##### Text to read #####
Baselines and comparisons

We compare our models with the following solid baselines for text summarization:

  • LEAD-3: The method takes the first three sentences of the document as a summary.

  • HSG [18]: An extractive method based on the heterogeneous graph neural network. This method constructs the document as a heterogeneous graph. The graph contains two different types of nodes: sentence nodes and word nodes. Information can be passed between the nodes.

  • JECS [36]: A hybrid method. The method firstly selects sentences and then compresses each sentence by removing unnecessary words.

  • LSTMPN [37]: An extractive model based on LSTM and pointer network.

  • LongformerExt [38]: An extractive model based on Long Transformer. This method enables the complete input of sentences and documents to the encoder.

  • BERTSUMEXT [17]: A method based on the pretrained model BERT. The model encodes sentences by BERT and uses Inter-sentence Transformer to capture the document-level information further.

  • PNBERT [39]: An extractive model based on BERT and pointer network.

  • BERTRL [39]: The method encodes sentences by BERT and uses reinforcement learning to solve the problem of inconsistency between training and evaluation objectives.

  • HIBERTM [7]: An extractive model based on BERT. The model proposed a hierarchical transformer to strengthen the relationship between sentences and documents.

Results

We test our model on the CNN/Daily Mail. ROUGE [40] scores measure the summarization quality. The definition of ROUGE scores is presented in S1 Appendix. The results of our BERT-based EDS model are presented in Table 1. Experimental results show a slight performance improvement of our sentence centrality-enhanced EDS model compared to BERTSUM. The model BERTSUM uses Inter-sentence Transformer to strengthen the sentences-document relationship while we only use the sentence centrality, which could show that sentence centrality is effective in strengthening the relationship between sentences and documents.

Table 1. The results of sentence centrality-enhanced EDS model based on BERT.

Model ROUGE-1 ROUGE-2 ROUGE-L
LEAD-3 40.34 17.70 36.57
PNBERT 42.69 19.60 38.85
BERTRL 42.76 19.87 39.11
HIBERTM 42.37 19.95 38.83
Longformer-Ext 43.00 20.20 39.30
BERTSUMEXT 43.25 20.24 39.63
SCBERT 43.32 20.3 39.72

ROUGE scores measure the summarization quality. ROUGE-1, ROUGE-2, ROUGE-L are used for reporting the unigram, bigram, and longest common subsequence overlap with reference summaries. The first part presents the LEAD-3 baseline model. The second block shows the results of sentence-level extractors for comparison. SCBERT is our sentence centrality-enhanced EDS model based on BERT.

The experimental results of our model based on the heterogeneous graph neural network are shown in Table 2. The results show that the experimental performance on ROUGE-1, ROUGE-2, ROUGE-L outperforms all the models without pre-trained encoders.

Table 2. The results of sentence centrality-enhanced EDS model based on HSG.

Model ROUGE-1 ROUGE-2 ROUGE-L
LEAD-3 40.34 17.70 36.57
JECS 41.70 18.50 37.90
LSTM+PN 41.85 18.93 38.13
HSG 42.31 19.51 38.74
HSG + Tri-Blocking 42.95 19.76 39.23
SCHSG 43.01 19.98 39.39

The second block in the table shows the EDS models without the pre-trained encoder for comparison. The third block highlights the results of our model.
#####
Short problem:
Please write out the passage from the summarization results text, starting at "We compare our" and ending at "LSTM and pointer network.".
##### Stored data #####
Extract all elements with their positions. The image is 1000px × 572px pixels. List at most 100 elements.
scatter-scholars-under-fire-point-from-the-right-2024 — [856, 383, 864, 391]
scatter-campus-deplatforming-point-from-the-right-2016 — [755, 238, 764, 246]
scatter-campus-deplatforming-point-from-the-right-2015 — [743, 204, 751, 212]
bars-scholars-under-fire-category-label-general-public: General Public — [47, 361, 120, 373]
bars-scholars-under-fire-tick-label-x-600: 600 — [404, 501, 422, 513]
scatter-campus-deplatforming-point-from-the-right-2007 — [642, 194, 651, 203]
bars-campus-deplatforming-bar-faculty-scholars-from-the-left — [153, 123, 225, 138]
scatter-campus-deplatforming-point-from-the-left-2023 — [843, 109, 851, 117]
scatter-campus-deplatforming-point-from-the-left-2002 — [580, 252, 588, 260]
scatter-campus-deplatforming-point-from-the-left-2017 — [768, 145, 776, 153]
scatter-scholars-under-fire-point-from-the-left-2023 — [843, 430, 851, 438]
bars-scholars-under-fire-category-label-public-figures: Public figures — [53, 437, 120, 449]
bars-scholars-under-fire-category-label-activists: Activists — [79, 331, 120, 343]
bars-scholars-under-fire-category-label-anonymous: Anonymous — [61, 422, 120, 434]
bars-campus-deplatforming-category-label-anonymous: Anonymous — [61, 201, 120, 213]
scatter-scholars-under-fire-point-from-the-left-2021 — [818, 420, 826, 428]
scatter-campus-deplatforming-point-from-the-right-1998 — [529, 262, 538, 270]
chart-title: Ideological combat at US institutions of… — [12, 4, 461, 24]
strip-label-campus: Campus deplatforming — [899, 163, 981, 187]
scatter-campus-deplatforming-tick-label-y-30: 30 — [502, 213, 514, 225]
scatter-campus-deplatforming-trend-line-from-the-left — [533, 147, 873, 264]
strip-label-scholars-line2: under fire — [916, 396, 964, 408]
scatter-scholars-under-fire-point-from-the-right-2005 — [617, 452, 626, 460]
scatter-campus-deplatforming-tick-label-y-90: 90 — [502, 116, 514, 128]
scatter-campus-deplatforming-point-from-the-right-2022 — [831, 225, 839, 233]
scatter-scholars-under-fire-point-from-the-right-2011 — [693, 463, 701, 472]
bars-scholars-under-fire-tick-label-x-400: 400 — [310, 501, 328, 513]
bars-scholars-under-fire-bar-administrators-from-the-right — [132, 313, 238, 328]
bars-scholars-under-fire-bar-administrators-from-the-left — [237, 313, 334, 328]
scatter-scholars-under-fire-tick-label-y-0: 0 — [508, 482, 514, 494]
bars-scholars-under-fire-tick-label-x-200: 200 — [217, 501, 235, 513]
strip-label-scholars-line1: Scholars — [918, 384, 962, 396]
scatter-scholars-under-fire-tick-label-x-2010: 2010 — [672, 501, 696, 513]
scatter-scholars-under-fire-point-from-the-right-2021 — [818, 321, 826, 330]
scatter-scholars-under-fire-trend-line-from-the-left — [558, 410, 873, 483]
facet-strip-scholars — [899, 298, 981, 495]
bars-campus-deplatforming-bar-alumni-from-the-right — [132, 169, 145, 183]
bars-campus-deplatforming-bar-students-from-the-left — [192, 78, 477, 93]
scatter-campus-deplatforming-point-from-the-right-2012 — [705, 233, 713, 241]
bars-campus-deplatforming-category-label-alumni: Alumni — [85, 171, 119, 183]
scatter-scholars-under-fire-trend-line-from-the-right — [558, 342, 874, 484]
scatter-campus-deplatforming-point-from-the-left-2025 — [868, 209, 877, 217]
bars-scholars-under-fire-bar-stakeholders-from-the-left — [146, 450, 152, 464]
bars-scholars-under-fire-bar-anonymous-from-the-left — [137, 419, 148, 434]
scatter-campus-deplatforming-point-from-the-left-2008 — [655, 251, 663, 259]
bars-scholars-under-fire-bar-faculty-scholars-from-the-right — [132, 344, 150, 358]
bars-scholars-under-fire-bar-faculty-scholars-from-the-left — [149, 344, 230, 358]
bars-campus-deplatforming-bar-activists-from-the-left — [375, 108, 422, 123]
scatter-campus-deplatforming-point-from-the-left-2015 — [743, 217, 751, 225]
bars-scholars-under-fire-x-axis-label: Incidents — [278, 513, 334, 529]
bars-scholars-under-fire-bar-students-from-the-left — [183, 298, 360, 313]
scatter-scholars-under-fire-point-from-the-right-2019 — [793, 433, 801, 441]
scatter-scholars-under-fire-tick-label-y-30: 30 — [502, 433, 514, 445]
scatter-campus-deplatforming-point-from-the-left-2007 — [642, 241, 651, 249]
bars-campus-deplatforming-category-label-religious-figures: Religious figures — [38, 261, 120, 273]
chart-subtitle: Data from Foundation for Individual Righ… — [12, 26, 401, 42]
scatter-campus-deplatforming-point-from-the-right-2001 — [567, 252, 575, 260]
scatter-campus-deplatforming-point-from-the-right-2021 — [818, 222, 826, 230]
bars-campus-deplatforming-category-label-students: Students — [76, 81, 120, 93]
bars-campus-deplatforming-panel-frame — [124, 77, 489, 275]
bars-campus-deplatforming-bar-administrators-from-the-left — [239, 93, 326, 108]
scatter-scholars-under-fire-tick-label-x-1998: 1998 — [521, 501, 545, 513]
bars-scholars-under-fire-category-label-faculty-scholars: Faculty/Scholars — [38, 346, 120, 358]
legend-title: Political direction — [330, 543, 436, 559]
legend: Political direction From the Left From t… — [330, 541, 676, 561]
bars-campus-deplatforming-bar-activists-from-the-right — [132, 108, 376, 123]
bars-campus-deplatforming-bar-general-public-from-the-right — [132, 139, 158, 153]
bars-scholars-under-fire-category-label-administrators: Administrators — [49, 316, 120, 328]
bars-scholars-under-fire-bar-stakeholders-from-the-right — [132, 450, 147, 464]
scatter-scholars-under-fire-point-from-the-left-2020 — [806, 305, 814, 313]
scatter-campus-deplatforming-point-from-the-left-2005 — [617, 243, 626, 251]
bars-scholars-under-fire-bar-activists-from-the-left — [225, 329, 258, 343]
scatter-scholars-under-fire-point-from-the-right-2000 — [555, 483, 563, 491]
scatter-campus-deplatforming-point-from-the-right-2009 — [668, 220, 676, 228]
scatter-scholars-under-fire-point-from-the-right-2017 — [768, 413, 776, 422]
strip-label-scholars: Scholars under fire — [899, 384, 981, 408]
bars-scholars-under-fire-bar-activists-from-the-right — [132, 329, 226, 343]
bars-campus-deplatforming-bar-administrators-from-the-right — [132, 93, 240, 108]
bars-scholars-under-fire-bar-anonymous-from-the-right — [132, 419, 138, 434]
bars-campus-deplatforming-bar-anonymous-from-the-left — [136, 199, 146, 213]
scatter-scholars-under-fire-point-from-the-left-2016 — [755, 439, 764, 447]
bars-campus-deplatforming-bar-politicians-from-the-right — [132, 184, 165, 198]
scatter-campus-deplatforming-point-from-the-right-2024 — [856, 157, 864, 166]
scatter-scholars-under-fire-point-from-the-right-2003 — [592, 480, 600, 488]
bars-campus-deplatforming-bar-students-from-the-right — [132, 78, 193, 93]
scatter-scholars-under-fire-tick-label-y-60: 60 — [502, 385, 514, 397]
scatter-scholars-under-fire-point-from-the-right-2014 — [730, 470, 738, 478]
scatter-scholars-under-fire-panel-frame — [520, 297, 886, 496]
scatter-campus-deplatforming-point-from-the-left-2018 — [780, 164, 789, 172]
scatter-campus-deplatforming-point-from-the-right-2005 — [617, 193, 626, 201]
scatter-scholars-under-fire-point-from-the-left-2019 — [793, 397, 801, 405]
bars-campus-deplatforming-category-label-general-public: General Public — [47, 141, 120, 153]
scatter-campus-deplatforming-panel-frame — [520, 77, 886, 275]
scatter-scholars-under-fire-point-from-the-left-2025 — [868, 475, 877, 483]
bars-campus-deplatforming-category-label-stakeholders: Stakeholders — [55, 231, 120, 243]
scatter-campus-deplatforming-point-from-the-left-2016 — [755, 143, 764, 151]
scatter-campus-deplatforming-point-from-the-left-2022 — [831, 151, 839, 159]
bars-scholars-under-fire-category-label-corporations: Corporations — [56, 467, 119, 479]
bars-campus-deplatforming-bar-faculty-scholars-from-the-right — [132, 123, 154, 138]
#####
Right answer:
We compare our models with the following solid baselines for text summarization:

  • LEAD-3: The method takes the first three sentences of the document as a summary.

  • HSG [18]: An extractive method based on the heterogeneous graph neural network. This method constructs the document as a heterogeneous graph. The graph contains two different types of nodes: sentence nodes and word nodes. Information can be passed between the nodes.

  • JECS [36]: A hybrid method. The method firstly selects sentences and then compresses each sentence by removing unnecessary words.

  • LSTMPN [37]: An extractive model based on LSTM and pointer network.